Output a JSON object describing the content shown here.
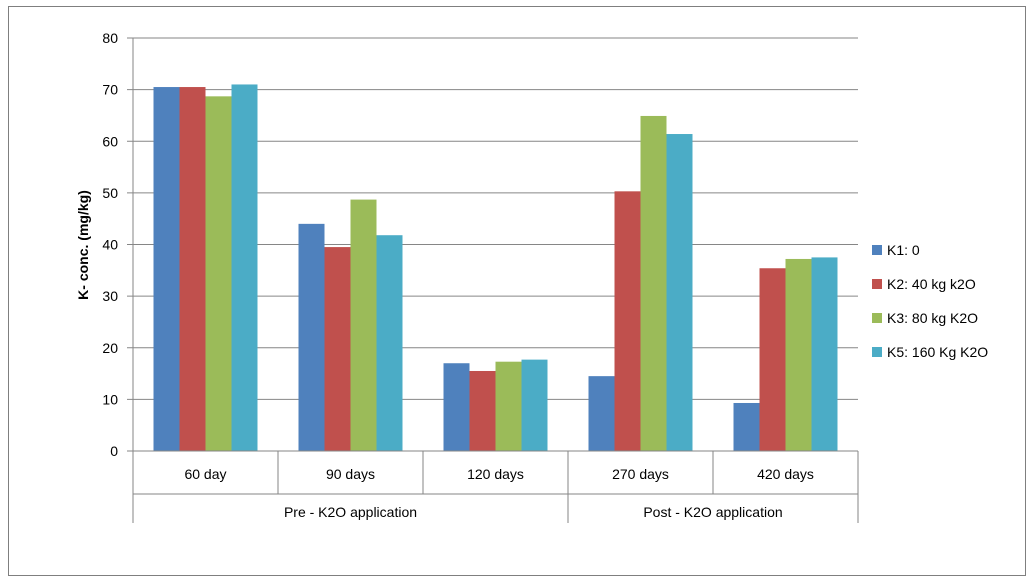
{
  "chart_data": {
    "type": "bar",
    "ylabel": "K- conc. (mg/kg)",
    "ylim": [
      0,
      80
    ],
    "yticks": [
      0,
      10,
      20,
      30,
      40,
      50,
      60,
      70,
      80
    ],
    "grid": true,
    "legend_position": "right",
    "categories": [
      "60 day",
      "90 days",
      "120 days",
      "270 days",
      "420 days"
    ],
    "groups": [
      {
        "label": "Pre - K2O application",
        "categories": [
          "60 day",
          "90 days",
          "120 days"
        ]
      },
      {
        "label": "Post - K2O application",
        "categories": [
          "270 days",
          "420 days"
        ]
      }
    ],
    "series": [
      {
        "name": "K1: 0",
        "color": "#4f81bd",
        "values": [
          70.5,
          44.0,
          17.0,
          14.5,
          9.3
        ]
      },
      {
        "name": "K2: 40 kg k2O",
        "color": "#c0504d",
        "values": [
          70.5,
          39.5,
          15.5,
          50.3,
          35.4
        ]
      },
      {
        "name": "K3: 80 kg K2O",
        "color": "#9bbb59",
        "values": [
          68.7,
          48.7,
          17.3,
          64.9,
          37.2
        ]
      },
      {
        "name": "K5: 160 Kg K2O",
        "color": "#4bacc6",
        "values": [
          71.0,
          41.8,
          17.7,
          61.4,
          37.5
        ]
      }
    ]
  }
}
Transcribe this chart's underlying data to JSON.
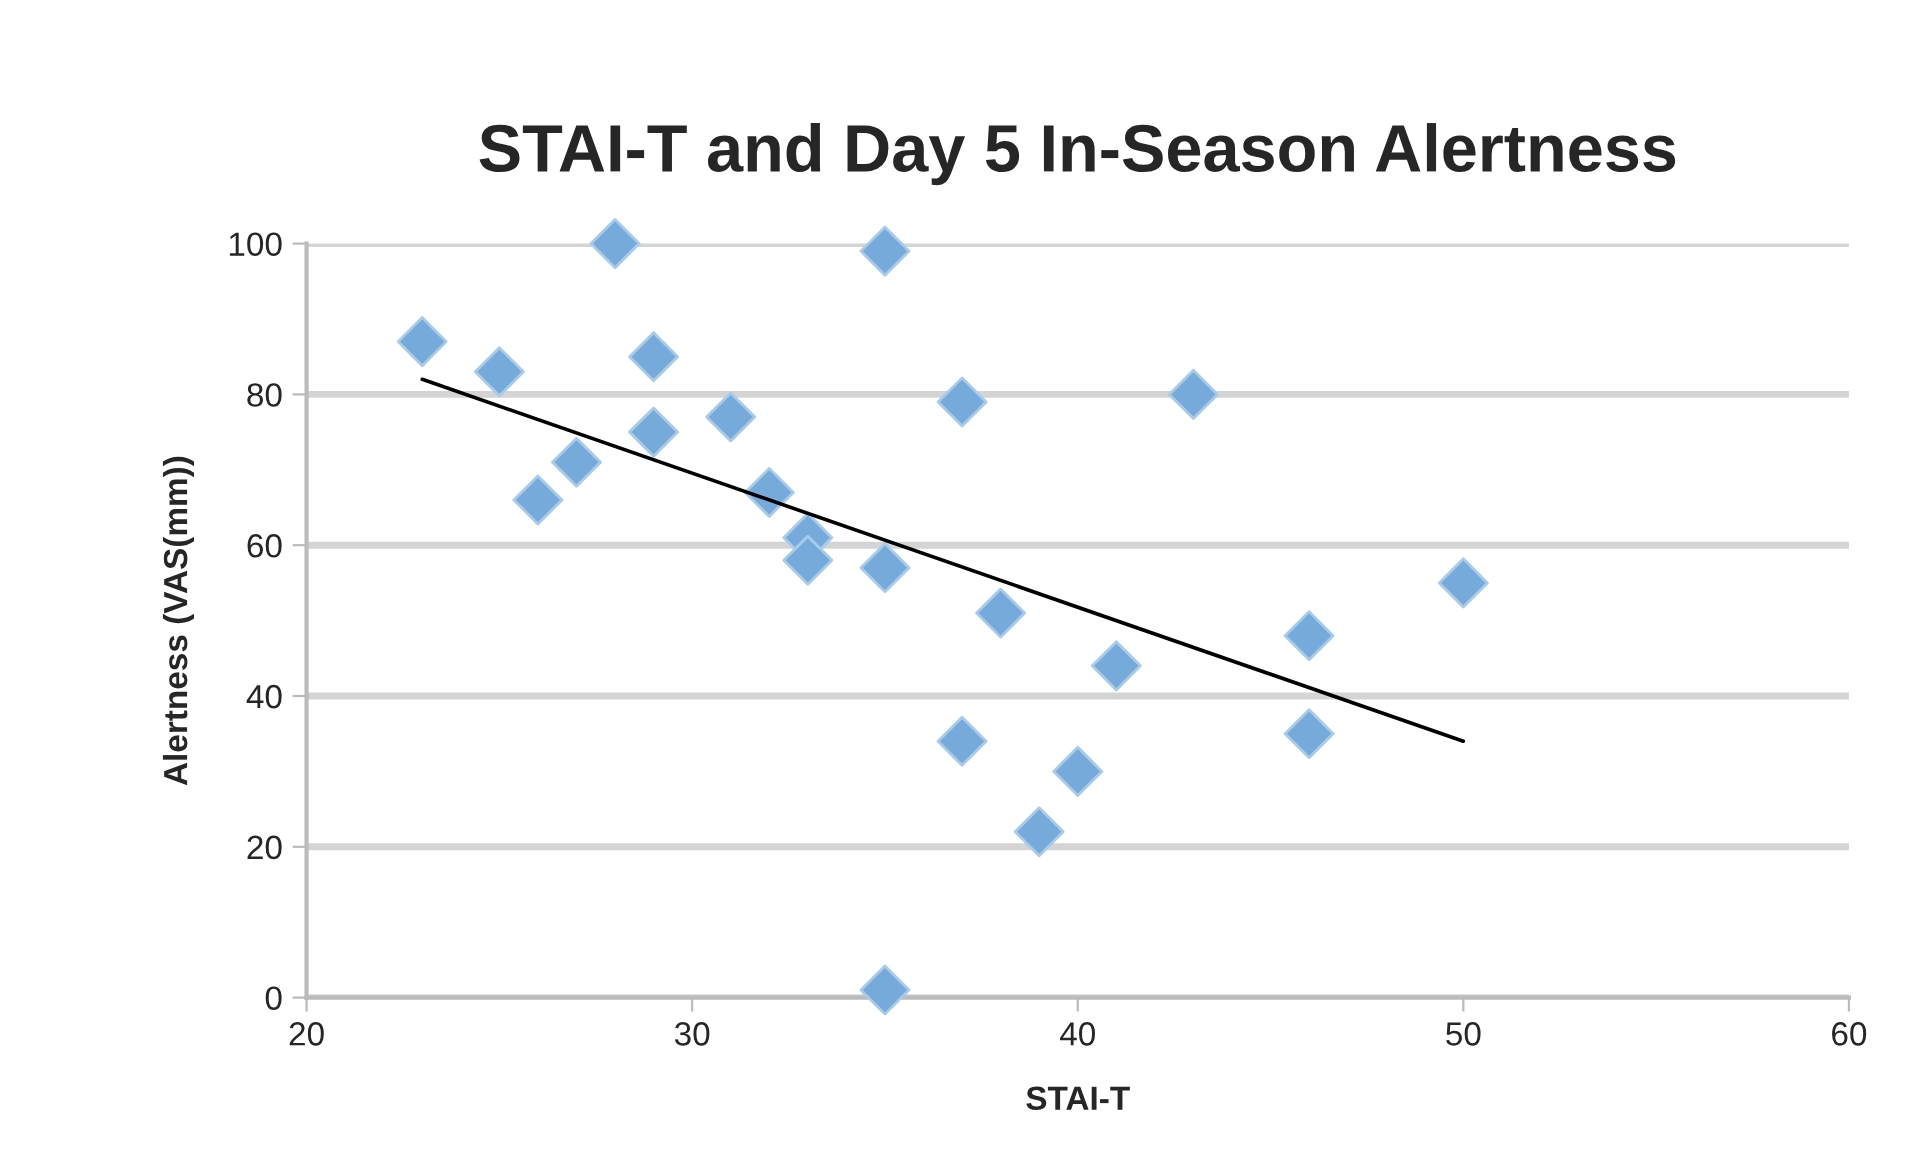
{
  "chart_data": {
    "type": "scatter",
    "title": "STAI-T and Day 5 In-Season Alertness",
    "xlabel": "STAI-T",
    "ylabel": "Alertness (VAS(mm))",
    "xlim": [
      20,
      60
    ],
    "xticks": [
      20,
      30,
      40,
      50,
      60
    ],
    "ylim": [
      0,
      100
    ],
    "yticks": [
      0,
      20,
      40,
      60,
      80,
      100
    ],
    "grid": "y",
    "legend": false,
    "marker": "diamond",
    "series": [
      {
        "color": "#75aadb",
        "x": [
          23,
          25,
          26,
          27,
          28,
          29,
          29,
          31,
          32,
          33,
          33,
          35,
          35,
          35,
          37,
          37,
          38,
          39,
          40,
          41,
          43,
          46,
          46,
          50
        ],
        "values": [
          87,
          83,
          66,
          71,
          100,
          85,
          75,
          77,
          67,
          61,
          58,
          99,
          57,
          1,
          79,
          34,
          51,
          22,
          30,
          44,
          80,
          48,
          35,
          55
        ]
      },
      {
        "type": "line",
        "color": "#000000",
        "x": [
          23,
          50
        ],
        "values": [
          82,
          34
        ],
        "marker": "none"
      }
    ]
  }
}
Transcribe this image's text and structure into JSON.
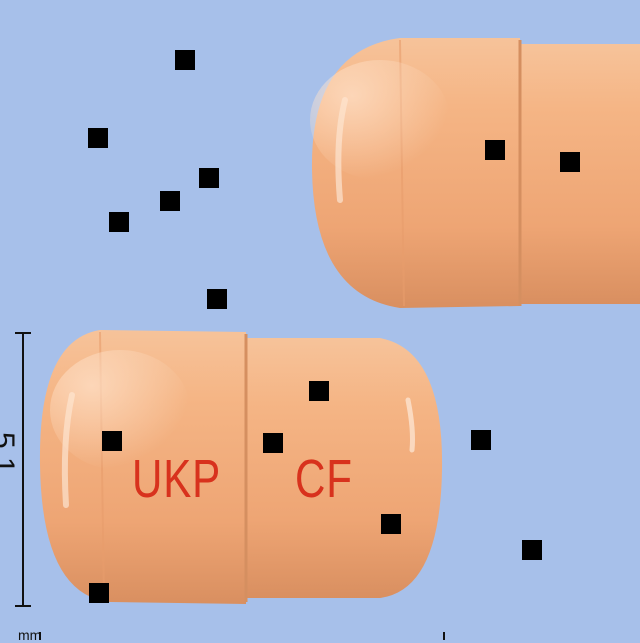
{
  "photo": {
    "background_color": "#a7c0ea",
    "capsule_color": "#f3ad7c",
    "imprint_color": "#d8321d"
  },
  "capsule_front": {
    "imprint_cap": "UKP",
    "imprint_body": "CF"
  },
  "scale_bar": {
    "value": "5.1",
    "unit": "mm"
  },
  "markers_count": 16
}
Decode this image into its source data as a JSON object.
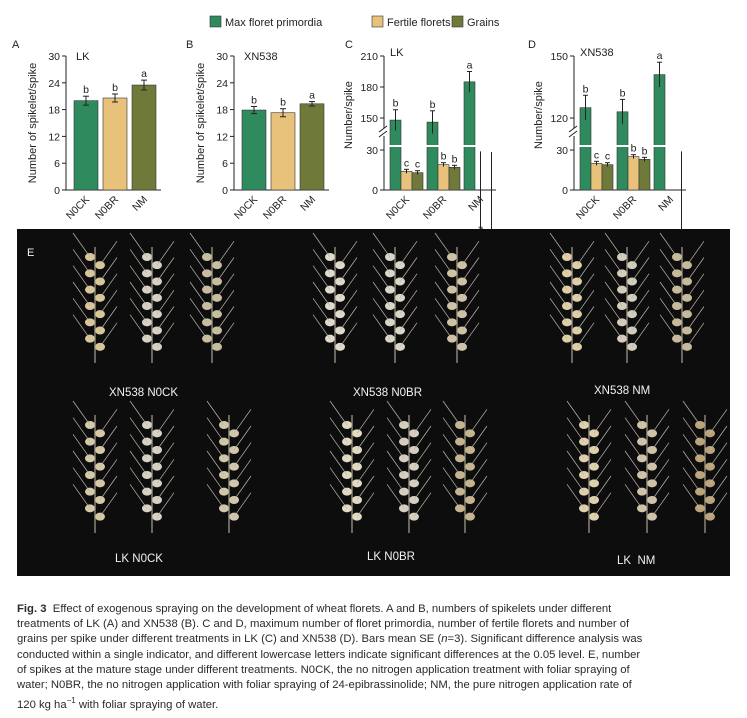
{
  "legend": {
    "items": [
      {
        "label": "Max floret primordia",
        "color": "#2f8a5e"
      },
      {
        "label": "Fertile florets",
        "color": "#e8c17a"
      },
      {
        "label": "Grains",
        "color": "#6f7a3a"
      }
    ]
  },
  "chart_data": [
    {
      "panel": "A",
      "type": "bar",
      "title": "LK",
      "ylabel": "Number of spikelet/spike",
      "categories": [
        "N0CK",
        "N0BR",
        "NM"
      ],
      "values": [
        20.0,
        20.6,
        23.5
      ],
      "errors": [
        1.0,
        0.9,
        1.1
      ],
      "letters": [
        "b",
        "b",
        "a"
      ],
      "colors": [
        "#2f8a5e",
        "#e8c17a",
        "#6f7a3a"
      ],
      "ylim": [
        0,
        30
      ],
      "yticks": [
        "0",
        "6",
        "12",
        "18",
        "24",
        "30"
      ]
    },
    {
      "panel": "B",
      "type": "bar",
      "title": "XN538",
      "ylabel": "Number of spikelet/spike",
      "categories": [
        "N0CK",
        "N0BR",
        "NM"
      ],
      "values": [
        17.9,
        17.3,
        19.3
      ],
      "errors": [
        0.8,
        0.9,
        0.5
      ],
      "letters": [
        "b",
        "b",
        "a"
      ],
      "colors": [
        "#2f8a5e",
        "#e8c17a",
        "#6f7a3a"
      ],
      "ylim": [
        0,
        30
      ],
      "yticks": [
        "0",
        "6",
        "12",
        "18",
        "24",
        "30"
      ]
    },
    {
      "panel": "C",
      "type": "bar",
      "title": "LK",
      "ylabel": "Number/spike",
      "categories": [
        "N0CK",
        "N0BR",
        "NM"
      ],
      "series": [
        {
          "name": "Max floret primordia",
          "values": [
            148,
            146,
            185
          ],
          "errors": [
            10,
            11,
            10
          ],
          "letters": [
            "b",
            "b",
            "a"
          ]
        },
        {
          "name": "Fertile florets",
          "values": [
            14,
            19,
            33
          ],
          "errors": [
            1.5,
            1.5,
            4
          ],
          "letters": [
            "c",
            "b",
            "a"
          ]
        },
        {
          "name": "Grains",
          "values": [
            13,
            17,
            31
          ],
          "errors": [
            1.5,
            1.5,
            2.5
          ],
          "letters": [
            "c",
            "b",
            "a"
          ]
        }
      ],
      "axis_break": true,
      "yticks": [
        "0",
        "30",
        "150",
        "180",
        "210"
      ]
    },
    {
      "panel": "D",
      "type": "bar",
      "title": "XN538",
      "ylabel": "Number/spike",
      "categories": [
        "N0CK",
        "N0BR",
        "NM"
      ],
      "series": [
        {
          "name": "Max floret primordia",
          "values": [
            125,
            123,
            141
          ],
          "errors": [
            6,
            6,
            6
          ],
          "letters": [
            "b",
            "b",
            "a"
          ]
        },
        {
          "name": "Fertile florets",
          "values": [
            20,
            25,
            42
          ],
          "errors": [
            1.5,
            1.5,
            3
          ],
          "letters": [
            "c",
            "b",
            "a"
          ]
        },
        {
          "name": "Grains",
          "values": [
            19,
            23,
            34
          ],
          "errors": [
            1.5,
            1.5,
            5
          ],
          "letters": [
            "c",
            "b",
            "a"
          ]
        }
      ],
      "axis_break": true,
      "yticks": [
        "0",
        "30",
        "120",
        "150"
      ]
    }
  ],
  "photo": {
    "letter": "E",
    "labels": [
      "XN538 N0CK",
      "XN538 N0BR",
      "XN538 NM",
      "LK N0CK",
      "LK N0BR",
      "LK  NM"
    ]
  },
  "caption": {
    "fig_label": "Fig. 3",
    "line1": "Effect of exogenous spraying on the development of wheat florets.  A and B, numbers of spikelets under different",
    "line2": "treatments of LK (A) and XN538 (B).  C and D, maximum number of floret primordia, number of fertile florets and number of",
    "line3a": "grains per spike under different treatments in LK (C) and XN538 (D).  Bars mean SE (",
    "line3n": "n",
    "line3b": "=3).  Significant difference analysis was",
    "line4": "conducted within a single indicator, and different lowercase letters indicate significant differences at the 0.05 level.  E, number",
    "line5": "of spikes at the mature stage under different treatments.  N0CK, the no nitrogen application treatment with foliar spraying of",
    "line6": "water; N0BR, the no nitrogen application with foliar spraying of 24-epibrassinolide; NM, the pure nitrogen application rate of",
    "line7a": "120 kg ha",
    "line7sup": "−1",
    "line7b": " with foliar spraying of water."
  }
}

^^^^^^^^

THE TASK ->
Out of the material above, gather each line where "into" appears.

EXPECTED ANSWER ->
Transcribe this image's text and structure into JSON.
Decode this image into its source data as a JSON object.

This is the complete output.